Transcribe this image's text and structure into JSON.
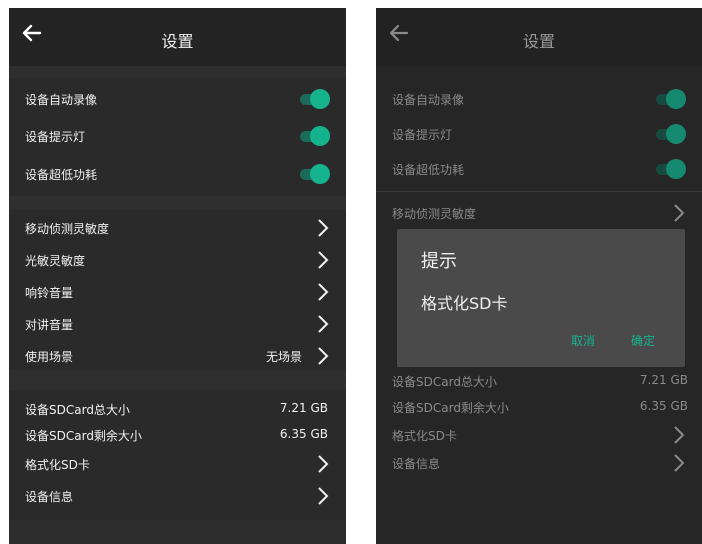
{
  "colors": {
    "accent": "#16b38f",
    "background": "#2a2a2a",
    "dialog": "#4a4a4a"
  },
  "left": {
    "header": {
      "title": "设置",
      "back_icon": "arrow-left-icon"
    },
    "toggles": [
      {
        "label": "设备自动录像",
        "on": true
      },
      {
        "label": "设备提示灯",
        "on": true
      },
      {
        "label": "设备超低功耗",
        "on": true
      }
    ],
    "nav_items": [
      {
        "label": "移动侦测灵敏度"
      },
      {
        "label": "光敏灵敏度"
      },
      {
        "label": "响铃音量"
      },
      {
        "label": "对讲音量"
      },
      {
        "label": "使用场景",
        "value": "无场景"
      }
    ],
    "storage": [
      {
        "label": "设备SDCard总大小",
        "value": "7.21 GB"
      },
      {
        "label": "设备SDCard剩余大小",
        "value": "6.35 GB"
      }
    ],
    "bottom_items": [
      {
        "label": "格式化SD卡"
      },
      {
        "label": "设备信息"
      }
    ]
  },
  "right": {
    "header": {
      "title": "设置",
      "back_icon": "arrow-left-icon"
    },
    "toggles": [
      {
        "label": "设备自动录像",
        "on": true
      },
      {
        "label": "设备提示灯",
        "on": true
      },
      {
        "label": "设备超低功耗",
        "on": true
      }
    ],
    "nav_items": [
      {
        "label": "移动侦测灵敏度"
      }
    ],
    "storage": [
      {
        "label": "设备SDCard总大小",
        "value": "7.21 GB"
      },
      {
        "label": "设备SDCard剩余大小",
        "value": "6.35 GB"
      }
    ],
    "bottom_items": [
      {
        "label": "格式化SD卡"
      },
      {
        "label": "设备信息"
      }
    ],
    "dialog": {
      "title": "提示",
      "message": "格式化SD卡",
      "cancel_label": "取消",
      "ok_label": "确定"
    }
  }
}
┄┄┄┄┄┄┄┄┄┄
Print out every entry above without changing a word, and leave out the pictures.

## SOLUTION BELOW
Transcribe this image's text and structure into JSON.
{
  "colors": {
    "accent": "#16b38f",
    "background": "#2a2a2a",
    "dialog": "#4a4a4a"
  },
  "left": {
    "header": {
      "title": "设置",
      "back_icon": "arrow-left-icon"
    },
    "toggles": [
      {
        "label": "设备自动录像",
        "on": true
      },
      {
        "label": "设备提示灯",
        "on": true
      },
      {
        "label": "设备超低功耗",
        "on": true
      }
    ],
    "nav_items": [
      {
        "label": "移动侦测灵敏度"
      },
      {
        "label": "光敏灵敏度"
      },
      {
        "label": "响铃音量"
      },
      {
        "label": "对讲音量"
      },
      {
        "label": "使用场景",
        "value": "无场景"
      }
    ],
    "storage": [
      {
        "label": "设备SDCard总大小",
        "value": "7.21 GB"
      },
      {
        "label": "设备SDCard剩余大小",
        "value": "6.35 GB"
      }
    ],
    "bottom_items": [
      {
        "label": "格式化SD卡"
      },
      {
        "label": "设备信息"
      }
    ]
  },
  "right": {
    "header": {
      "title": "设置",
      "back_icon": "arrow-left-icon"
    },
    "toggles": [
      {
        "label": "设备自动录像",
        "on": true
      },
      {
        "label": "设备提示灯",
        "on": true
      },
      {
        "label": "设备超低功耗",
        "on": true
      }
    ],
    "nav_items": [
      {
        "label": "移动侦测灵敏度"
      }
    ],
    "storage": [
      {
        "label": "设备SDCard总大小",
        "value": "7.21 GB"
      },
      {
        "label": "设备SDCard剩余大小",
        "value": "6.35 GB"
      }
    ],
    "bottom_items": [
      {
        "label": "格式化SD卡"
      },
      {
        "label": "设备信息"
      }
    ],
    "dialog": {
      "title": "提示",
      "message": "格式化SD卡",
      "cancel_label": "取消",
      "ok_label": "确定"
    }
  }
}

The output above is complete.